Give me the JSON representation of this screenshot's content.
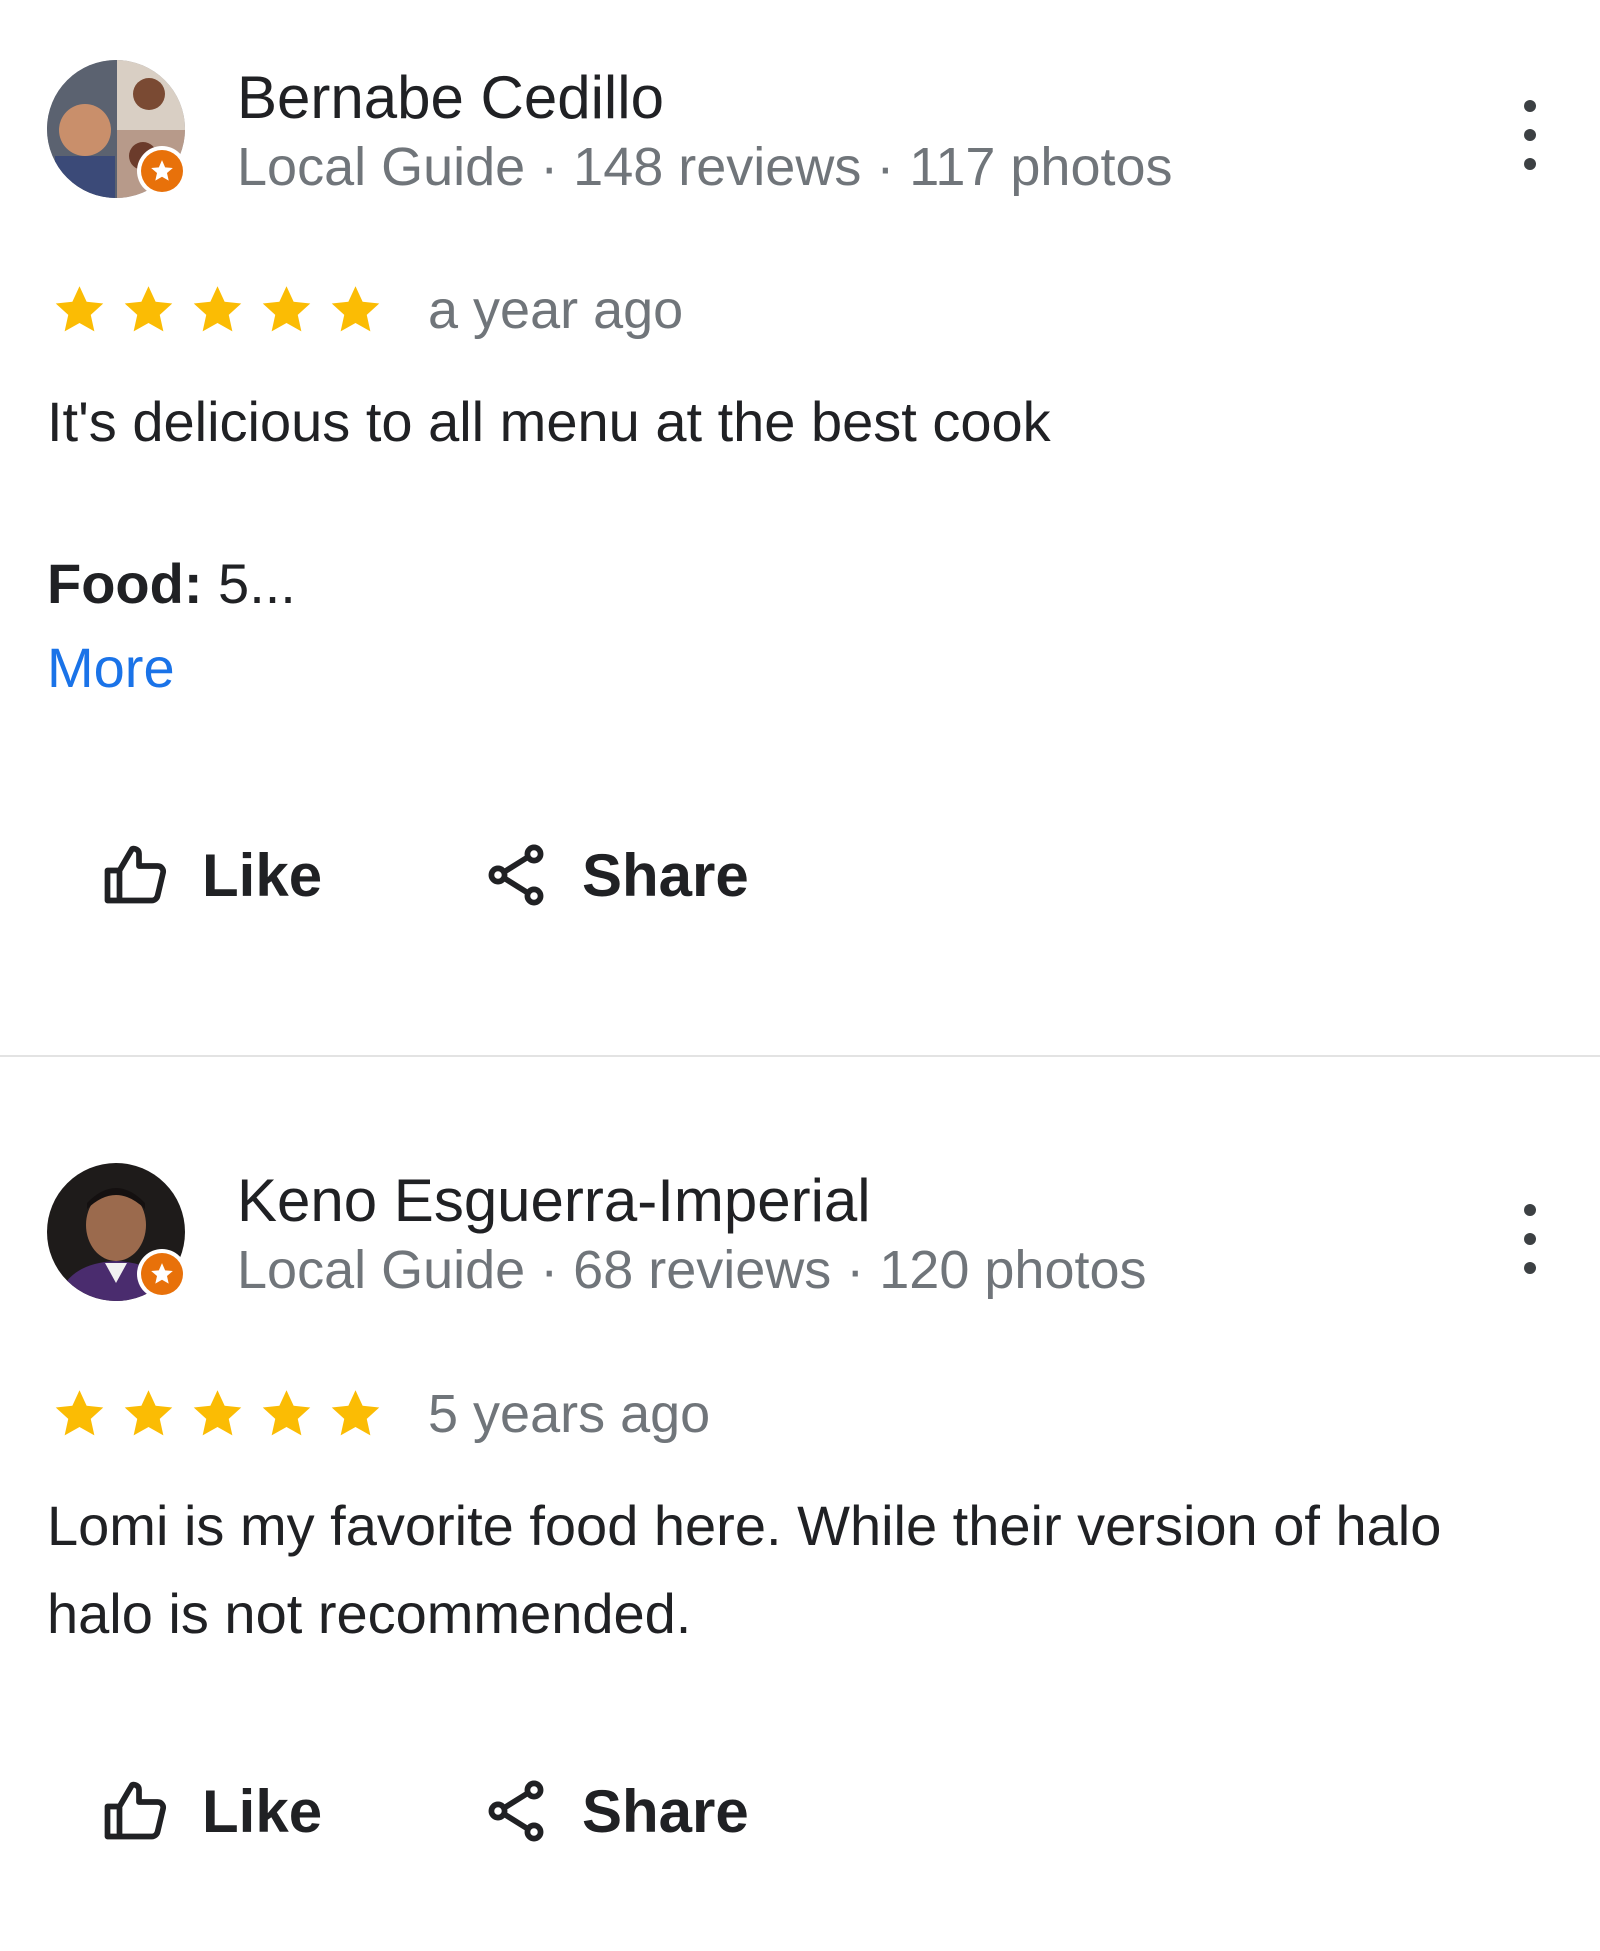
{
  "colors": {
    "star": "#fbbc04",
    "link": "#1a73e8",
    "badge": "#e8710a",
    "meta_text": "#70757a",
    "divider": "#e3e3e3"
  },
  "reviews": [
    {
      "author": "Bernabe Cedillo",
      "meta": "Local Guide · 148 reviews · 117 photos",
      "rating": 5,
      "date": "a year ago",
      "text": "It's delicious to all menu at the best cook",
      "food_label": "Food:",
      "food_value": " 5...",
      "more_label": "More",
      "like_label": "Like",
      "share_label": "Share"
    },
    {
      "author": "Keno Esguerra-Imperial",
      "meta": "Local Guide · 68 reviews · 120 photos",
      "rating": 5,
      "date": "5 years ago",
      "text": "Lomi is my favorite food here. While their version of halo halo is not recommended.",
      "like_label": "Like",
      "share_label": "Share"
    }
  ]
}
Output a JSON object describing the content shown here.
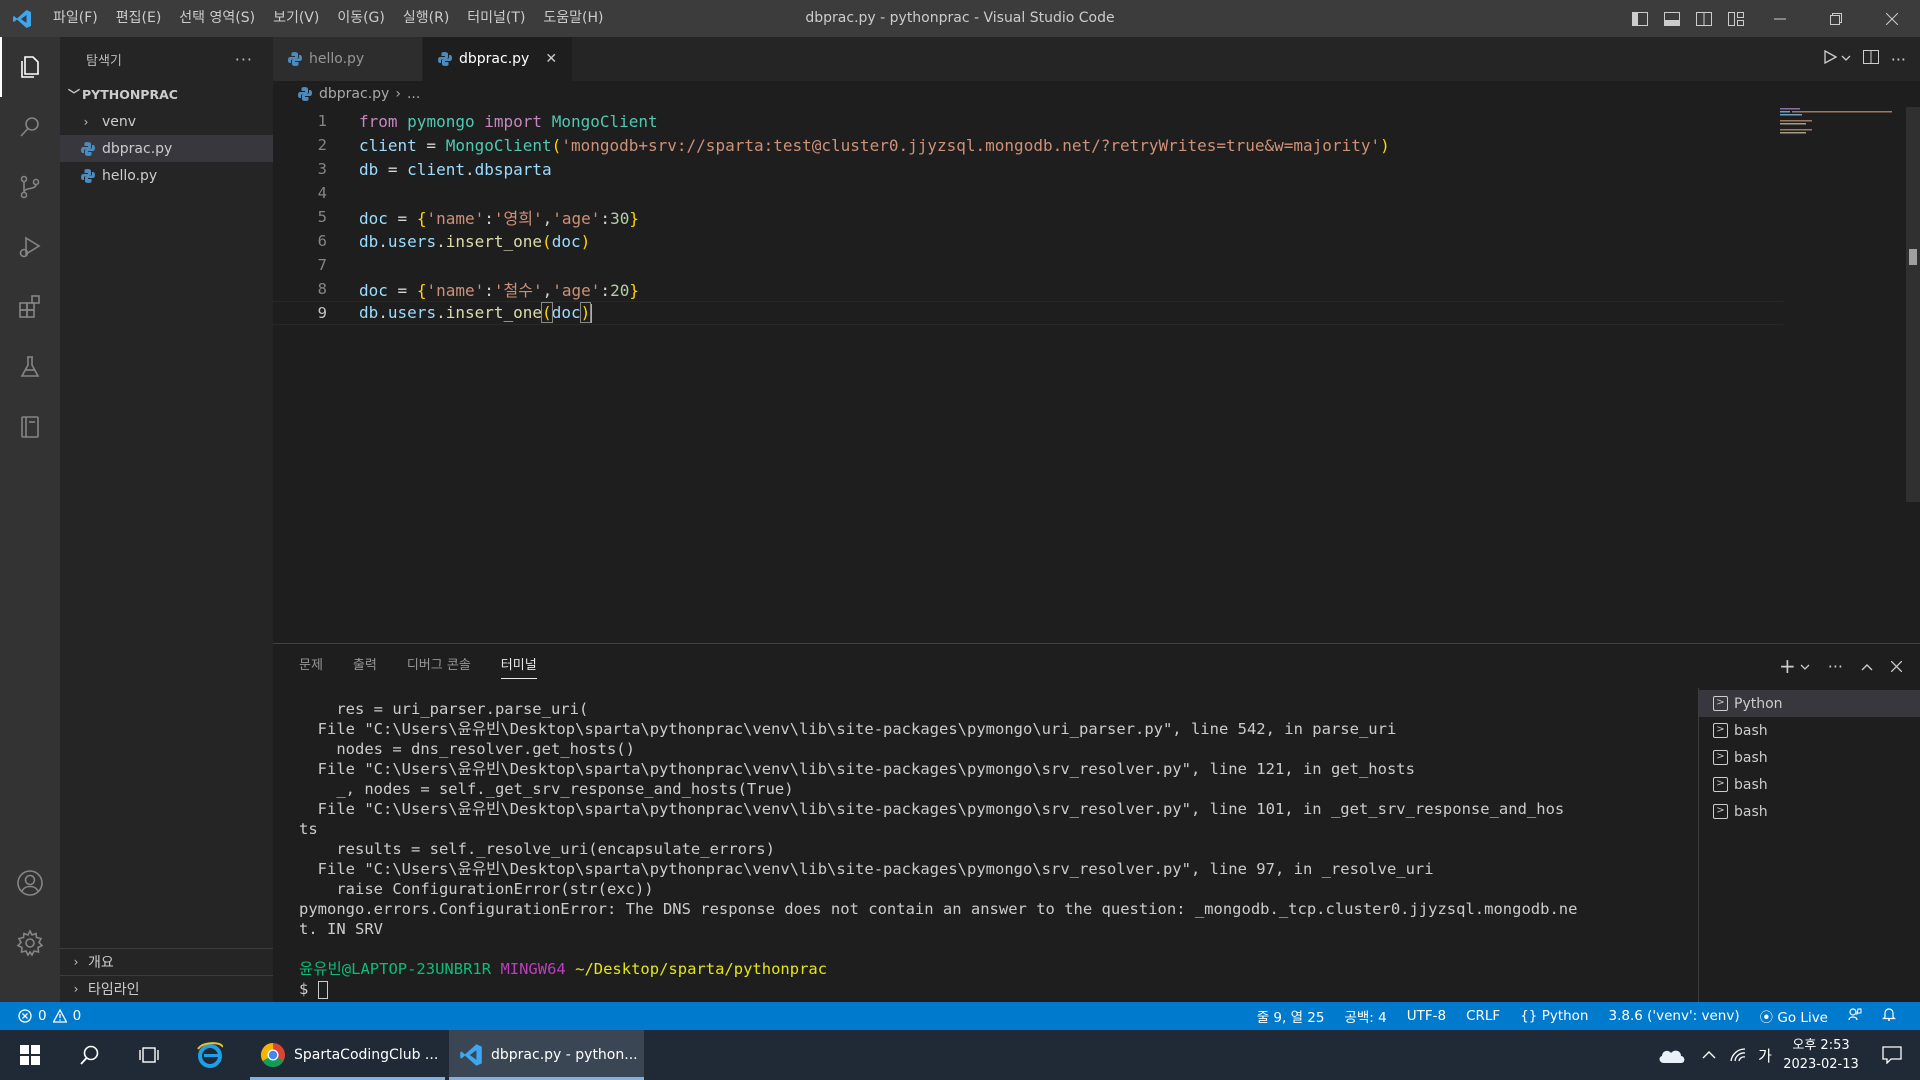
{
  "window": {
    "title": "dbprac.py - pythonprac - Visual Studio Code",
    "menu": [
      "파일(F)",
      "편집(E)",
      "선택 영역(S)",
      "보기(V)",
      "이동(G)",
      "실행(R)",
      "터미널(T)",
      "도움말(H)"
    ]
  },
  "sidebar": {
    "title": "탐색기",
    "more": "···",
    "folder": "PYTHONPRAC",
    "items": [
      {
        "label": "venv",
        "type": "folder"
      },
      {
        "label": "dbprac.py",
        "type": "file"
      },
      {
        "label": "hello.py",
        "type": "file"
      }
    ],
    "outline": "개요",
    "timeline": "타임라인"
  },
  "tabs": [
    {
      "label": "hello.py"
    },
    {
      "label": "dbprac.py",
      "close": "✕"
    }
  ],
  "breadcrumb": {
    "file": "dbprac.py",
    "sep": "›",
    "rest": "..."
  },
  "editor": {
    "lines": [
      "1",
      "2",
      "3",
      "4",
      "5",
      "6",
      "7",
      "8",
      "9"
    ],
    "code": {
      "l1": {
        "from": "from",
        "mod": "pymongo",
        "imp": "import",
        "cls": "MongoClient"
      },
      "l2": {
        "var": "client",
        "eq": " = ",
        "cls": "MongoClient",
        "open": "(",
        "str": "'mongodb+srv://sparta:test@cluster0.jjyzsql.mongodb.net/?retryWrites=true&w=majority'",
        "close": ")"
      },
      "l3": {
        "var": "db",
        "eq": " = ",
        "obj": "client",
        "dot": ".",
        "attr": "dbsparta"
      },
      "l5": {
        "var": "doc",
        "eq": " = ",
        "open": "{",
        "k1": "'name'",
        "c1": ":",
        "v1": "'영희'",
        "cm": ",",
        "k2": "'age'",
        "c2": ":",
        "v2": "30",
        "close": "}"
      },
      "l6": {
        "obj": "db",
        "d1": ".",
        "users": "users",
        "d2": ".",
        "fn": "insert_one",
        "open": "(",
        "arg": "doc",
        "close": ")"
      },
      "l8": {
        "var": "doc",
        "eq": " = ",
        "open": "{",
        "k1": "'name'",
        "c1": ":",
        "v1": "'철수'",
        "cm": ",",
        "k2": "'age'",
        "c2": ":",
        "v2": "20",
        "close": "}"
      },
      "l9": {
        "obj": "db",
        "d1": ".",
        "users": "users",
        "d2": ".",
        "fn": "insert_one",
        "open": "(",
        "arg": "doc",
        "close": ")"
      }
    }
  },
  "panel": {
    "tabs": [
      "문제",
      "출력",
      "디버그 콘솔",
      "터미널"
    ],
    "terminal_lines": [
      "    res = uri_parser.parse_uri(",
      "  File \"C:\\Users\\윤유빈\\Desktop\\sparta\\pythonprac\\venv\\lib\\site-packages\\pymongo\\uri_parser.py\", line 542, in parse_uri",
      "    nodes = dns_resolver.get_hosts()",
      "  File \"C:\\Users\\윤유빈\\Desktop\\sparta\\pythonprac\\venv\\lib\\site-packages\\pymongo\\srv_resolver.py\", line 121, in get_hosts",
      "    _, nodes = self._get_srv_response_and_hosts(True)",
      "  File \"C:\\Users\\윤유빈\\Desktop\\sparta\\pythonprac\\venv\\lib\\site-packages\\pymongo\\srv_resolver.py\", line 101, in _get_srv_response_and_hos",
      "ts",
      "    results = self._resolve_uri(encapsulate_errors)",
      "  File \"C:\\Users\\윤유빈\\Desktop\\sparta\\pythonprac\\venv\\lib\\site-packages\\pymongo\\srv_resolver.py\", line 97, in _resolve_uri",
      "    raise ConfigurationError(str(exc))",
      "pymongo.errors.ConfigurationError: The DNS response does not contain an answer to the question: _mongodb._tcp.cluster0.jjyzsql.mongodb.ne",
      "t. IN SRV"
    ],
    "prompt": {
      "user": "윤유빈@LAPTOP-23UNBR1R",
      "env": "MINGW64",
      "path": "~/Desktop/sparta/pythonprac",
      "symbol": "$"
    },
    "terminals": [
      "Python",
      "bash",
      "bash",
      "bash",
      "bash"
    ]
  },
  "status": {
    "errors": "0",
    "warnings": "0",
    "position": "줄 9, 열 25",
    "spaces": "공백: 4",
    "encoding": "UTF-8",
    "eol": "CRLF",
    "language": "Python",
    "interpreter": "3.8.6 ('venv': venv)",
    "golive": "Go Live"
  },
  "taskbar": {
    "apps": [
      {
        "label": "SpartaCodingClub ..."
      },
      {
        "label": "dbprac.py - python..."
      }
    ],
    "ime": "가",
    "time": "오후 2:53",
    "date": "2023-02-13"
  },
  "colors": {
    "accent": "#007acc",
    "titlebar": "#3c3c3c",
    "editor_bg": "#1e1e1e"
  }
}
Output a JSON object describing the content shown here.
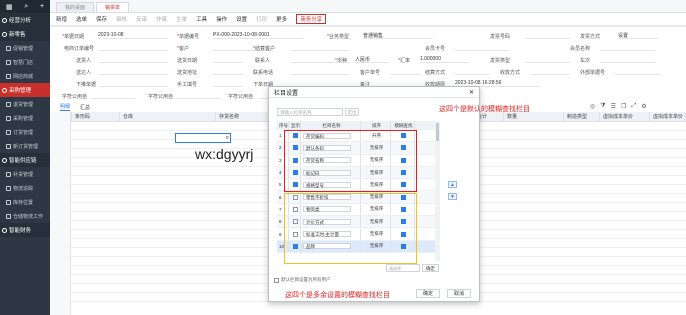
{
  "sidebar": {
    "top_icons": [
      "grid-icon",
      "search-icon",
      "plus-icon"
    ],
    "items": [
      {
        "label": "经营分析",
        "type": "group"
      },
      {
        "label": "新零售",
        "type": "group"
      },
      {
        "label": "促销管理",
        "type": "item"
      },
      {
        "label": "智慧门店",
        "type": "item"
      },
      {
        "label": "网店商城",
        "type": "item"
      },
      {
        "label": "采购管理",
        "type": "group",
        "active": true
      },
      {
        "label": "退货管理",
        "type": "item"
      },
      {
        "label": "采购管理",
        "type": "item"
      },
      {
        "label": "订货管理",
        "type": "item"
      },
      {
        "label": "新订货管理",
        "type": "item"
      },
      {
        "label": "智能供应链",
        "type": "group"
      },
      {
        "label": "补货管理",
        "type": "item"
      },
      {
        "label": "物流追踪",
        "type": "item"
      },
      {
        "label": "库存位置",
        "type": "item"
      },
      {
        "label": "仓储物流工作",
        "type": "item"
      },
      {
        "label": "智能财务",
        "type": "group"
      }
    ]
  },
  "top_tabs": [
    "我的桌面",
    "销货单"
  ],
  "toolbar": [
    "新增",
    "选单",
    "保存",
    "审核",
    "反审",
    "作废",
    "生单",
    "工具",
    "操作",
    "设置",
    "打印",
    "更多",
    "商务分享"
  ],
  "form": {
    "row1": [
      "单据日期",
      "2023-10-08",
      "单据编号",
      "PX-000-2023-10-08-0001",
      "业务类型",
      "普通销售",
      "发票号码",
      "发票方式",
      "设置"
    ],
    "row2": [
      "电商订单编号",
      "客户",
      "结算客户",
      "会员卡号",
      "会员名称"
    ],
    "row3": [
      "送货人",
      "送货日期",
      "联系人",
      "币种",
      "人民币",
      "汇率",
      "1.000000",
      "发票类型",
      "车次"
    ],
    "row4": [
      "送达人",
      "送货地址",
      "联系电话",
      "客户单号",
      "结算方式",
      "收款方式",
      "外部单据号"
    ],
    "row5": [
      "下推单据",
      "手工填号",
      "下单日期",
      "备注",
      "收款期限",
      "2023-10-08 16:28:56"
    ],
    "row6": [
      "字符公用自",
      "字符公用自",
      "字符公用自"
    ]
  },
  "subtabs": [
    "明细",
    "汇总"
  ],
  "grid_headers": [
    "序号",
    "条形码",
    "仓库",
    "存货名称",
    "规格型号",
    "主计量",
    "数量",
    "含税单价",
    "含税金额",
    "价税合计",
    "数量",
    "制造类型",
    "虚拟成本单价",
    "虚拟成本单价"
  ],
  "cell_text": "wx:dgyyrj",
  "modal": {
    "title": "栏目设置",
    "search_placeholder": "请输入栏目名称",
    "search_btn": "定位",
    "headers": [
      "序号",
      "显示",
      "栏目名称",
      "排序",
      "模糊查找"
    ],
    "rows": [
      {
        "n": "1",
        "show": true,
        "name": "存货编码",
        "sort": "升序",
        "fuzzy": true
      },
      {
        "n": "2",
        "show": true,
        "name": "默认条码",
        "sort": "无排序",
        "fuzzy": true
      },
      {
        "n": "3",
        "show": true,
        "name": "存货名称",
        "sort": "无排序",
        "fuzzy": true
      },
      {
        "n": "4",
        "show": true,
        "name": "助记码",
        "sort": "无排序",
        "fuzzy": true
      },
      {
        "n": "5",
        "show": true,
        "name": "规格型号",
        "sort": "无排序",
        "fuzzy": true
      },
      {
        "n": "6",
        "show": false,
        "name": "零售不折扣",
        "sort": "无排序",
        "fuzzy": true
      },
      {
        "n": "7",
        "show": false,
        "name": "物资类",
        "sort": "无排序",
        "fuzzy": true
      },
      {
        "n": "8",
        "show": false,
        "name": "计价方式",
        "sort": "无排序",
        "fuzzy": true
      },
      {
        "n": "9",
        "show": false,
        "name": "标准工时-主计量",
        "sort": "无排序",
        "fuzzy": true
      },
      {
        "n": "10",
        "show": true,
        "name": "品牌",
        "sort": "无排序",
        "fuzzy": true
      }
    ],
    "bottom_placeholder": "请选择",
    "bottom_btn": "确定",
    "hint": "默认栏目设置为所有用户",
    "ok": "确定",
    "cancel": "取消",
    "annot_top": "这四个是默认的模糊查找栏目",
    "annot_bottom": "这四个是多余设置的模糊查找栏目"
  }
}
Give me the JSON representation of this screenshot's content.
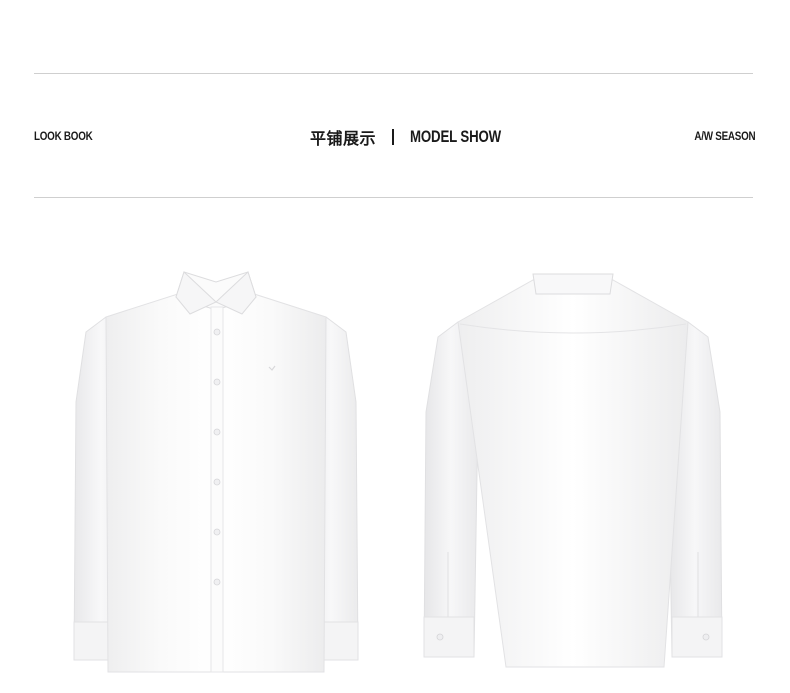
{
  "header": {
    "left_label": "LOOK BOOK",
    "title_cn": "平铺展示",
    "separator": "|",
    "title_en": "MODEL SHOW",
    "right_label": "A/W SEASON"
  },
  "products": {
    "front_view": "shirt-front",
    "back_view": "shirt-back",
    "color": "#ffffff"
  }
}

** Do this **
Only a number is wanted: how many lines of the material include the word "jjyzsql".

** The reply **
2